***** EXTRAIT À LIRE

Cette politique a permis au leader du Parti libéral-démocrate de s'offrir plusieurs succès, comme une hausse notable du taux d'activité des femmes et des seniors, ainsi qu'un recours plus important à l'immigration face à la pénurie de main-d'œuvre.  Mais, faute de réformes structurelles suffisantes, les "Abenomics" n'ont engendré que des réussites partielles.

Un Premier ministre investi sur la scène internationale

Cet héritier d'une grande famille d'hommes politiques conservateurs a aussi mené une intense activité diplomatique. Shinzo Abe avait ainsi toujours veillé à entretenir ses relations avec les Etats-Unis, alliés historiques du Japon. Il était parvenu à établir des liens proches avec Donald Trump, avec lequel il partageait la passion du golf.

Donald Trump et Shinzo Abe s'apprêtent à jouer au golf au Mobara Country Club, à Chiba (Japon), le 26 mai 2019. (KIMIMASA MAYAMA / AFP)

En parallèle, le conservateur s'était employé à ne pas froisser le président russe Vladimir Poutine. Son espoir de régler le différend des îles Kouriles du Sud, annexées par l'Union soviétique à la fin de la Seconde Guerre mondiale et jamais restituées au Japon, s'est toutefois avéré vain. Il avait également tenté de renforcer la présence du Japon sur la scène internationale, en endossant par exemple un rôle de médiateur entre l'Iran et les Etats-Unis, en promouvant le multilatéralisme et en multipliant des accords de libre-échange.

Ayant bâti une partie de sa réputation sur sa fermeté vis-à-vis de la Corée du Nord, Shinzo Abe avait en revanche refusé de présenter les excuses de son pays pour les exactions commises par l'armée japonaise en Chine et dans la péninsule coréenne, durant la première moitié du XXe siècle. En 2013, sa visite au sanctuaire Yasukuni de Tokyo, haut lieu du nationalisme nippon, avait indigné Pékin, Séoul et Washington, selon le Washington Post (lien en anglais).

Presque huit ans au pouvoir, malgré les polémiques

Shinzo Abe détenait le record de longévité au poste de Premier ministre. Pour durer au pouvoir, il avait largement tiré parti de l'absence d'un rival sérieux au sein de sa formation politique. Il avait en outre bénéficié de la faiblesse de l'opposition, jamais remise de son passage désastreux au pouvoir entre 2009 et 2012.

**********
***** DONNÉES

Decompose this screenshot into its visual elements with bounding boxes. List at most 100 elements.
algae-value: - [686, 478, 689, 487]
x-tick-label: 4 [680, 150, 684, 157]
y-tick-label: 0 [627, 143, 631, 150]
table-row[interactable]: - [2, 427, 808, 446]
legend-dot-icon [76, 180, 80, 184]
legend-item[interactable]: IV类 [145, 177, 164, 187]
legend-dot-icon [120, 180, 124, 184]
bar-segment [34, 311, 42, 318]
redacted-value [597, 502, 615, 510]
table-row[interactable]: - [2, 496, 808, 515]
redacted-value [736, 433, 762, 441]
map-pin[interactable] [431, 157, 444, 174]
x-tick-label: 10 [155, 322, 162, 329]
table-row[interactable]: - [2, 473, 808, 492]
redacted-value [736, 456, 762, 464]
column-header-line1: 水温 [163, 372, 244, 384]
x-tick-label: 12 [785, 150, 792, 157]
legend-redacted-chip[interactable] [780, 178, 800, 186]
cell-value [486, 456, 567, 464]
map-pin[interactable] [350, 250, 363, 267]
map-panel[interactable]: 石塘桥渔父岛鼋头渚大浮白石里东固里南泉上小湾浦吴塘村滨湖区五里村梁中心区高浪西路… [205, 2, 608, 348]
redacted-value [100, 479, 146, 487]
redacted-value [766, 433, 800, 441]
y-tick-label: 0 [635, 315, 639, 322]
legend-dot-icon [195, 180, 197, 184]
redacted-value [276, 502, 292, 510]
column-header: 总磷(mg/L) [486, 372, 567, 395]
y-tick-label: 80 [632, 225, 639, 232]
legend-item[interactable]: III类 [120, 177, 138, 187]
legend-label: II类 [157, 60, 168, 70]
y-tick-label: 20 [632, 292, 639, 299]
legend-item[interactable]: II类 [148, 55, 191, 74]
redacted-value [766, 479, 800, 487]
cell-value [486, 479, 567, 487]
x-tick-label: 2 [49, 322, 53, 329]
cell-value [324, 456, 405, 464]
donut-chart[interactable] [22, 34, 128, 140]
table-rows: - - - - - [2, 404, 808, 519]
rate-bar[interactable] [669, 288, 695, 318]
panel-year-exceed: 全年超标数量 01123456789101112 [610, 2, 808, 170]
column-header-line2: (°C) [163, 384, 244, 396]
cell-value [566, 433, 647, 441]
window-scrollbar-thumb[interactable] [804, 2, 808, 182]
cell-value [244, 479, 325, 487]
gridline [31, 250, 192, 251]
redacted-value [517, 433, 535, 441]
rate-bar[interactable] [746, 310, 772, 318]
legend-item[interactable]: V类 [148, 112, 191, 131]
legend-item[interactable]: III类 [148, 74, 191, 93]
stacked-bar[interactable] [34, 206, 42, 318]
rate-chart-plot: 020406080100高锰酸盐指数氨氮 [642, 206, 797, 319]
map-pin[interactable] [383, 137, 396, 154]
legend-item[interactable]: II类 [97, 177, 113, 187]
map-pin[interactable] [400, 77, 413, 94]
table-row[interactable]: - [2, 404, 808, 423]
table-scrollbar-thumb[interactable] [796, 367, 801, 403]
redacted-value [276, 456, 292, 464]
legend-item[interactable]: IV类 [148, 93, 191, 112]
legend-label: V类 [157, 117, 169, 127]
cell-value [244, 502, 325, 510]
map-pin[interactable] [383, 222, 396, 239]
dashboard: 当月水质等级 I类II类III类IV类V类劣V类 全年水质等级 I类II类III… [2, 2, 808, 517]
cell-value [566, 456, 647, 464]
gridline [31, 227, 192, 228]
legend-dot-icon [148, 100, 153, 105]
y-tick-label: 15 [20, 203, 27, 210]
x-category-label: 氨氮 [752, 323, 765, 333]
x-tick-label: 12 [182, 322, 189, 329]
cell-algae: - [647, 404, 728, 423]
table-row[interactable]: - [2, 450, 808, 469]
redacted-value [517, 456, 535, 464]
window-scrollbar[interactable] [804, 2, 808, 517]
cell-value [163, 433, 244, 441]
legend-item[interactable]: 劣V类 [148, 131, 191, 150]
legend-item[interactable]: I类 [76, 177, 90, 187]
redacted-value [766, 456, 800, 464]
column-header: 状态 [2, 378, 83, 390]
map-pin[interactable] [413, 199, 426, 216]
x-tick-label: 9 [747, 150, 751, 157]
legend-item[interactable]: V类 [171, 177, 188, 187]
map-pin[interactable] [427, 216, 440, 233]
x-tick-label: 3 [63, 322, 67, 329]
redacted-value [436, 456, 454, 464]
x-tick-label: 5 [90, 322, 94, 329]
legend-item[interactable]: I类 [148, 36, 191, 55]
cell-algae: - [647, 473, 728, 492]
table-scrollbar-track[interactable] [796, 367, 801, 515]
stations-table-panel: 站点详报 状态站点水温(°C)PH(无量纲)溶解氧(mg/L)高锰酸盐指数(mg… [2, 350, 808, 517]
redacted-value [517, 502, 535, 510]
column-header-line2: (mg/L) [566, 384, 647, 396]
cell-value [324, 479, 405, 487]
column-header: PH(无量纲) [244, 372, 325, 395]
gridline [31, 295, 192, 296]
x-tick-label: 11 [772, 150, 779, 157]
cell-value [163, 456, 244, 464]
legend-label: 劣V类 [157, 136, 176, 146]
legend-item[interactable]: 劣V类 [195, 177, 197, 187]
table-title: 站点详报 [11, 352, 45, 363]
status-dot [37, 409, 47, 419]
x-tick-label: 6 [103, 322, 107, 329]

**********

QUESTIONS DE LECTURE
• a. Dans l'extrait sur Shinzo Abe, avec quel dirigeant Shinzo Abe partageait-il la passion du golf ?
• b. Recopiez mot pour mot l'extrait sur Shinzo Abe, en commençant au passage qui contient « Presque huit ans » et en vous arrêtant après « 2009 et 2012. ».
• c. D'après l'extrait sur Shinzo Abe, comment a-t-il pu se maintenir aussi longtemps au pouvoir ?
Ce matériau ne joue aucun rôle ici.

RÉPONSES
• a. Avec Donald Trump.

• b.
Presque huit ans au pouvoir, malgré les polémiques

Shinzo Abe détenait le record de longévité au poste de Premier ministre. Pour durer au pouvoir, il avait largement tiré parti de l'absence d'un rival sérieux au sein de sa formation politique. Il avait en outre bénéficié de la faiblesse de l'opposition, jamais remise de son passage désastreux au pouvoir entre 2009 et 2012.

• c. Il a largement tiré parti de l'absence d'un rival sérieux au sein de son propre parti. Il a aussi bénéficié de la faiblesse de l'opposition, qui ne s'était jamais remise de son passage désastreux au pouvoir entre 2009 et 2012.